◆ Exercise directions ◆
Please put every line of the data below into a numbered list, leaving out any blank lines.

◆ Dataset records ◆
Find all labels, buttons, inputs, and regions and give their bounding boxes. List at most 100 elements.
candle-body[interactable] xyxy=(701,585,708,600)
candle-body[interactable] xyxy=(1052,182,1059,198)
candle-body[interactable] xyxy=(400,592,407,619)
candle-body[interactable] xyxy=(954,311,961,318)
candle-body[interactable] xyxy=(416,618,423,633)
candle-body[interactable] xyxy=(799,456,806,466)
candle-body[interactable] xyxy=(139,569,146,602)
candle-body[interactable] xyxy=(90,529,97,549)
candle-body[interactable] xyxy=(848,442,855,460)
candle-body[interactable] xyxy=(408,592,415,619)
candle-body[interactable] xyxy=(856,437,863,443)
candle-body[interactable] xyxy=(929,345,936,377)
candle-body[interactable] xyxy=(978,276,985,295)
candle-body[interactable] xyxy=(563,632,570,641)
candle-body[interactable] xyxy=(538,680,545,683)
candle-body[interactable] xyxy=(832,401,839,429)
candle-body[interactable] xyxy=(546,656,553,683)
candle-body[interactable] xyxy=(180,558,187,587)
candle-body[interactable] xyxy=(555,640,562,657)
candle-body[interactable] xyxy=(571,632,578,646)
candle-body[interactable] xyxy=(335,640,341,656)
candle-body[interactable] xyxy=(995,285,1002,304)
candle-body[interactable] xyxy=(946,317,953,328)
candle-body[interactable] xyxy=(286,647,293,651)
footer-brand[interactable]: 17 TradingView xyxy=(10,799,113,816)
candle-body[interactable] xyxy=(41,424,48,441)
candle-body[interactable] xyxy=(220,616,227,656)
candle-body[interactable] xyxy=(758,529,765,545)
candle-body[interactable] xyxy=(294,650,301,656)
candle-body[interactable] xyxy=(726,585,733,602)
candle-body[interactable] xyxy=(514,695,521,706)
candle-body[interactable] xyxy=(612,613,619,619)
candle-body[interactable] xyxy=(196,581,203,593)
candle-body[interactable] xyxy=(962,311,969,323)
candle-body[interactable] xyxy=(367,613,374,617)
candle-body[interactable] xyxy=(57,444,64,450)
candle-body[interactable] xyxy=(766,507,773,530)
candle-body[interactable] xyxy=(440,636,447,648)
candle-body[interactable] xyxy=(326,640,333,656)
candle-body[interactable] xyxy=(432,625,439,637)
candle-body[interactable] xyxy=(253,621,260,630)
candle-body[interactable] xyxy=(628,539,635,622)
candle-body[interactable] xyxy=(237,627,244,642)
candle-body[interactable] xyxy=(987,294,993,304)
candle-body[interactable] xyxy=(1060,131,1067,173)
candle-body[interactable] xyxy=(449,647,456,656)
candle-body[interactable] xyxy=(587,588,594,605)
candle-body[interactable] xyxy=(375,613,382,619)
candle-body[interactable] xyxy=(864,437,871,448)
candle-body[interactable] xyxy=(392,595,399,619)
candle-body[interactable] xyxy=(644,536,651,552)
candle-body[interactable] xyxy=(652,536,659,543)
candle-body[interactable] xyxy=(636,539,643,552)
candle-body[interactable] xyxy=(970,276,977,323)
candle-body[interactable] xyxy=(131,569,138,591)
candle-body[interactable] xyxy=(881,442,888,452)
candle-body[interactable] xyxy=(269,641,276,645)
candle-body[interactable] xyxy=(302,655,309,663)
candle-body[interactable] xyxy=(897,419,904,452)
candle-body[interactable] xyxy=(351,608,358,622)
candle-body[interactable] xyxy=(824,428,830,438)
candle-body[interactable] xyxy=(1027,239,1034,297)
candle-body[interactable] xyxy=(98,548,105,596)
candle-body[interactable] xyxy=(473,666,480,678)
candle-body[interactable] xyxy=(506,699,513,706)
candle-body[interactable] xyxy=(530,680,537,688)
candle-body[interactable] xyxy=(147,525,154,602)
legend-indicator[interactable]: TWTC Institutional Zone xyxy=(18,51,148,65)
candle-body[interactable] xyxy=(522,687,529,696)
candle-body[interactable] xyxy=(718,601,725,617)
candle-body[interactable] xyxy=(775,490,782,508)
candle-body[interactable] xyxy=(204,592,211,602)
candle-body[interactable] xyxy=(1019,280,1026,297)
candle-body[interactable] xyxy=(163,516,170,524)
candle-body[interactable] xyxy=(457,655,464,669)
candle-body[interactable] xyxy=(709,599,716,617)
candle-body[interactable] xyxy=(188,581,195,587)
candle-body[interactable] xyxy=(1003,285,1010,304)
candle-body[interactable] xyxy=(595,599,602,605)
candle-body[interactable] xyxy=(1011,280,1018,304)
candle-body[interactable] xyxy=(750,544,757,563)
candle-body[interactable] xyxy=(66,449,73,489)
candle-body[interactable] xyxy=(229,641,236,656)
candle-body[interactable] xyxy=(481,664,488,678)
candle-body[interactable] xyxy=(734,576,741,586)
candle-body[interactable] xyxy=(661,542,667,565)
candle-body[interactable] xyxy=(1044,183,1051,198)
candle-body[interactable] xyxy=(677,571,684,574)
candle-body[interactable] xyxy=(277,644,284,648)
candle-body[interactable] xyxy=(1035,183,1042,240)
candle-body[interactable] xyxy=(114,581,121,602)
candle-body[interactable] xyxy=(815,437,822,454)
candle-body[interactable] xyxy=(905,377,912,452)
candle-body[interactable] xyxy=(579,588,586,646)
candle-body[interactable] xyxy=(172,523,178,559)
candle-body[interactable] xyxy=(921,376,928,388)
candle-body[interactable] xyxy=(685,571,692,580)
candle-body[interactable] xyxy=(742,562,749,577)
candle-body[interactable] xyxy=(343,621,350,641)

◆ Task solution ◆
1. Find all labels, buttons, inputs, and regions and give their bounding boxes. List at most 100 elements.
2. candle-body[interactable] xyxy=(701,585,708,600)
3. candle-body[interactable] xyxy=(1052,182,1059,198)
4. candle-body[interactable] xyxy=(400,592,407,619)
5. candle-body[interactable] xyxy=(954,311,961,318)
6. candle-body[interactable] xyxy=(416,618,423,633)
7. candle-body[interactable] xyxy=(799,456,806,466)
8. candle-body[interactable] xyxy=(139,569,146,602)
9. candle-body[interactable] xyxy=(90,529,97,549)
10. candle-body[interactable] xyxy=(848,442,855,460)
11. candle-body[interactable] xyxy=(408,592,415,619)
12. candle-body[interactable] xyxy=(856,437,863,443)
13. candle-body[interactable] xyxy=(929,345,936,377)
14. candle-body[interactable] xyxy=(978,276,985,295)
15. candle-body[interactable] xyxy=(563,632,570,641)
16. candle-body[interactable] xyxy=(538,680,545,683)
17. candle-body[interactable] xyxy=(832,401,839,429)
18. candle-body[interactable] xyxy=(546,656,553,683)
19. candle-body[interactable] xyxy=(180,558,187,587)
20. candle-body[interactable] xyxy=(555,640,562,657)
21. candle-body[interactable] xyxy=(571,632,578,646)
22. candle-body[interactable] xyxy=(335,640,341,656)
23. candle-body[interactable] xyxy=(995,285,1002,304)
24. candle-body[interactable] xyxy=(946,317,953,328)
25. candle-body[interactable] xyxy=(286,647,293,651)
26. footer-brand[interactable]: 17 TradingView xyxy=(10,799,113,816)
27. candle-body[interactable] xyxy=(41,424,48,441)
28. candle-body[interactable] xyxy=(220,616,227,656)
29. candle-body[interactable] xyxy=(758,529,765,545)
30. candle-body[interactable] xyxy=(294,650,301,656)
31. candle-body[interactable] xyxy=(726,585,733,602)
32. candle-body[interactable] xyxy=(514,695,521,706)
33. candle-body[interactable] xyxy=(612,613,619,619)
34. candle-body[interactable] xyxy=(196,581,203,593)
35. candle-body[interactable] xyxy=(962,311,969,323)
36. candle-body[interactable] xyxy=(367,613,374,617)
37. candle-body[interactable] xyxy=(57,444,64,450)
38. candle-body[interactable] xyxy=(766,507,773,530)
39. candle-body[interactable] xyxy=(440,636,447,648)
40. candle-body[interactable] xyxy=(326,640,333,656)
41. candle-body[interactable] xyxy=(432,625,439,637)
42. candle-body[interactable] xyxy=(253,621,260,630)
43. candle-body[interactable] xyxy=(628,539,635,622)
44. candle-body[interactable] xyxy=(237,627,244,642)
45. candle-body[interactable] xyxy=(987,294,993,304)
46. candle-body[interactable] xyxy=(1060,131,1067,173)
47. candle-body[interactable] xyxy=(449,647,456,656)
48. candle-body[interactable] xyxy=(587,588,594,605)
49. candle-body[interactable] xyxy=(375,613,382,619)
50. candle-body[interactable] xyxy=(864,437,871,448)
51. candle-body[interactable] xyxy=(392,595,399,619)
52. candle-body[interactable] xyxy=(644,536,651,552)
53. candle-body[interactable] xyxy=(652,536,659,543)
54. candle-body[interactable] xyxy=(636,539,643,552)
55. candle-body[interactable] xyxy=(970,276,977,323)
56. candle-body[interactable] xyxy=(131,569,138,591)
57. candle-body[interactable] xyxy=(881,442,888,452)
58. candle-body[interactable] xyxy=(269,641,276,645)
59. candle-body[interactable] xyxy=(302,655,309,663)
60. candle-body[interactable] xyxy=(897,419,904,452)
61. candle-body[interactable] xyxy=(351,608,358,622)
62. candle-body[interactable] xyxy=(824,428,830,438)
63. candle-body[interactable] xyxy=(1027,239,1034,297)
64. candle-body[interactable] xyxy=(98,548,105,596)
65. candle-body[interactable] xyxy=(473,666,480,678)
66. candle-body[interactable] xyxy=(506,699,513,706)
67. candle-body[interactable] xyxy=(530,680,537,688)
68. candle-body[interactable] xyxy=(147,525,154,602)
69. legend-indicator[interactable]: TWTC Institutional Zone xyxy=(18,51,148,65)
70. candle-body[interactable] xyxy=(522,687,529,696)
71. candle-body[interactable] xyxy=(718,601,725,617)
72. candle-body[interactable] xyxy=(775,490,782,508)
73. candle-body[interactable] xyxy=(204,592,211,602)
74. candle-body[interactable] xyxy=(1019,280,1026,297)
75. candle-body[interactable] xyxy=(163,516,170,524)
76. candle-body[interactable] xyxy=(457,655,464,669)
77. candle-body[interactable] xyxy=(709,599,716,617)
78. candle-body[interactable] xyxy=(188,581,195,587)
79. candle-body[interactable] xyxy=(1003,285,1010,304)
80. candle-body[interactable] xyxy=(595,599,602,605)
81. candle-body[interactable] xyxy=(1011,280,1018,304)
82. candle-body[interactable] xyxy=(750,544,757,563)
83. candle-body[interactable] xyxy=(66,449,73,489)
84. candle-body[interactable] xyxy=(229,641,236,656)
85. candle-body[interactable] xyxy=(481,664,488,678)
86. candle-body[interactable] xyxy=(734,576,741,586)
87. candle-body[interactable] xyxy=(661,542,667,565)
88. candle-body[interactable] xyxy=(1044,183,1051,198)
89. candle-body[interactable] xyxy=(677,571,684,574)
90. candle-body[interactable] xyxy=(277,644,284,648)
91. candle-body[interactable] xyxy=(1035,183,1042,240)
92. candle-body[interactable] xyxy=(114,581,121,602)
93. candle-body[interactable] xyxy=(815,437,822,454)
94. candle-body[interactable] xyxy=(905,377,912,452)
95. candle-body[interactable] xyxy=(579,588,586,646)
96. candle-body[interactable] xyxy=(172,523,178,559)
97. candle-body[interactable] xyxy=(921,376,928,388)
98. candle-body[interactable] xyxy=(685,571,692,580)
99. candle-body[interactable] xyxy=(742,562,749,577)
100. candle-body[interactable] xyxy=(343,621,350,641)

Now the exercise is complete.